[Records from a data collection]

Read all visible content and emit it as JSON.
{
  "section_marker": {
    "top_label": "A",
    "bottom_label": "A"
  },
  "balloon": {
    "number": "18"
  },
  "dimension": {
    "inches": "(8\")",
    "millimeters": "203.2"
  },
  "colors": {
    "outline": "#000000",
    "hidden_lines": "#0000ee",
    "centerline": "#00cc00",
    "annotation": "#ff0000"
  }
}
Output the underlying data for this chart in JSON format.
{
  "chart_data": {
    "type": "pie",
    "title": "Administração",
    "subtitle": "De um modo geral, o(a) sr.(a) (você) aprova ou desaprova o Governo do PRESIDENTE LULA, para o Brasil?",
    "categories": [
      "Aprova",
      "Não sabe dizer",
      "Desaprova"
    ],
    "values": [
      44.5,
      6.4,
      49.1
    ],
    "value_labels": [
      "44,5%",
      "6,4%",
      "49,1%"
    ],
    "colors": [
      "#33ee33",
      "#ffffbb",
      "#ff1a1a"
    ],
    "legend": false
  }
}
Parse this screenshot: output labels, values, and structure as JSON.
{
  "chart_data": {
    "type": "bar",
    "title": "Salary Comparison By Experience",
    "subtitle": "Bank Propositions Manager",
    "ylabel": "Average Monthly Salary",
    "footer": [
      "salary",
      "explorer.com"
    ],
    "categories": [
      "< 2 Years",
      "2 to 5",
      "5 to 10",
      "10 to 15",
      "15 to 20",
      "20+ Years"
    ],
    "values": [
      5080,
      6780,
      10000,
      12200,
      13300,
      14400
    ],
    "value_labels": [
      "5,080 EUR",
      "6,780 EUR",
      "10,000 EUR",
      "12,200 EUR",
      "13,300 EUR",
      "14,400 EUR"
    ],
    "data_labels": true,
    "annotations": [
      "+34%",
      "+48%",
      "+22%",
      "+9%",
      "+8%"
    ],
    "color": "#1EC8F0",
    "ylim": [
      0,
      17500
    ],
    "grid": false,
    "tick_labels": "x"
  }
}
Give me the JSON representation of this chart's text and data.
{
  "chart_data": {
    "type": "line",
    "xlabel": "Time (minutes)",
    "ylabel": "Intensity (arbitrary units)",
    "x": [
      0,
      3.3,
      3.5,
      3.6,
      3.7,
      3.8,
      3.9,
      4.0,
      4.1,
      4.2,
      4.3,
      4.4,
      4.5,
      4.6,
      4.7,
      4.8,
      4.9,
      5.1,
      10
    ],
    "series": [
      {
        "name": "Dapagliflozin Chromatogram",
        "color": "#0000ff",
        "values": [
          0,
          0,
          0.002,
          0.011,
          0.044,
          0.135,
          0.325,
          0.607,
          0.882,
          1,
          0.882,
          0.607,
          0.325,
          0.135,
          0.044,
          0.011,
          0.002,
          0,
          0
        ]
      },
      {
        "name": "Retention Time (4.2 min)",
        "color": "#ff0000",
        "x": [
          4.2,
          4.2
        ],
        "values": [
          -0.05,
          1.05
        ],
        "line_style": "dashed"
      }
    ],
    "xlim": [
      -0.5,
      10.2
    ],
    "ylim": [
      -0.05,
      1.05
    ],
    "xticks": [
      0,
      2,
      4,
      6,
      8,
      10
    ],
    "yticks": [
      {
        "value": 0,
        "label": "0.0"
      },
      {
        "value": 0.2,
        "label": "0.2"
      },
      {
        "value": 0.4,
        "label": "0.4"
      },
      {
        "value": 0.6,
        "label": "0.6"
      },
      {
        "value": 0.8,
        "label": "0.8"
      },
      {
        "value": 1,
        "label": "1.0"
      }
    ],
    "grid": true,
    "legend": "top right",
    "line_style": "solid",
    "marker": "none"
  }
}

- GIVEN EXERCISE:
Copy out each record exactly as given, omitting none.

- ANSWER IN FULL:
Read all visible content and emit it as JSON.
{
  "section_marker": {
    "top_label": "A",
    "bottom_label": "A"
  },
  "balloon": {
    "number": "18"
  },
  "dimension": {
    "inches": "(8\")",
    "millimeters": "203.2"
  },
  "colors": {
    "outline": "#000000",
    "hidden_lines": "#0000ee",
    "centerline": "#00cc00",
    "annotation": "#ff0000"
  }
}
Output the underlying data for this chart in JSON format.
{
  "chart_data": {
    "type": "pie",
    "title": "Administração",
    "subtitle": "De um modo geral, o(a) sr.(a) (você) aprova ou desaprova o Governo do PRESIDENTE LULA, para o Brasil?",
    "categories": [
      "Aprova",
      "Não sabe dizer",
      "Desaprova"
    ],
    "values": [
      44.5,
      6.4,
      49.1
    ],
    "value_labels": [
      "44,5%",
      "6,4%",
      "49,1%"
    ],
    "colors": [
      "#33ee33",
      "#ffffbb",
      "#ff1a1a"
    ],
    "legend": false
  }
}
Parse this screenshot: output labels, values, and structure as JSON.
{
  "chart_data": {
    "type": "bar",
    "title": "Salary Comparison By Experience",
    "subtitle": "Bank Propositions Manager",
    "ylabel": "Average Monthly Salary",
    "footer": [
      "salary",
      "explorer.com"
    ],
    "categories": [
      "< 2 Years",
      "2 to 5",
      "5 to 10",
      "10 to 15",
      "15 to 20",
      "20+ Years"
    ],
    "values": [
      5080,
      6780,
      10000,
      12200,
      13300,
      14400
    ],
    "value_labels": [
      "5,080 EUR",
      "6,780 EUR",
      "10,000 EUR",
      "12,200 EUR",
      "13,300 EUR",
      "14,400 EUR"
    ],
    "data_labels": true,
    "annotations": [
      "+34%",
      "+48%",
      "+22%",
      "+9%",
      "+8%"
    ],
    "color": "#1EC8F0",
    "ylim": [
      0,
      17500
    ],
    "grid": false,
    "tick_labels": "x"
  }
}
Give me the JSON representation of this chart's text and data.
{
  "chart_data": {
    "type": "line",
    "xlabel": "Time (minutes)",
    "ylabel": "Intensity (arbitrary units)",
    "x": [
      0,
      3.3,
      3.5,
      3.6,
      3.7,
      3.8,
      3.9,
      4.0,
      4.1,
      4.2,
      4.3,
      4.4,
      4.5,
      4.6,
      4.7,
      4.8,
      4.9,
      5.1,
      10
    ],
    "series": [
      {
        "name": "Dapagliflozin Chromatogram",
        "color": "#0000ff",
        "values": [
          0,
          0,
          0.002,
          0.011,
          0.044,
          0.135,
          0.325,
          0.607,
          0.882,
          1,
          0.882,
          0.607,
          0.325,
          0.135,
          0.044,
          0.011,
          0.002,
          0,
          0
        ]
      },
      {
        "name": "Retention Time (4.2 min)",
        "color": "#ff0000",
        "x": [
          4.2,
          4.2
        ],
        "values": [
          -0.05,
          1.05
        ],
        "line_style": "dashed"
      }
    ],
    "xlim": [
      -0.5,
      10.2
    ],
    "ylim": [
      -0.05,
      1.05
    ],
    "xticks": [
      0,
      2,
      4,
      6,
      8,
      10
    ],
    "yticks": [
      {
        "value": 0,
        "label": "0.0"
      },
      {
        "value": 0.2,
        "label": "0.2"
      },
      {
        "value": 0.4,
        "label": "0.4"
      },
      {
        "value": 0.6,
        "label": "0.6"
      },
      {
        "value": 0.8,
        "label": "0.8"
      },
      {
        "value": 1,
        "label": "1.0"
      }
    ],
    "grid": true,
    "legend": "top right",
    "line_style": "solid",
    "marker": "none"
  }
}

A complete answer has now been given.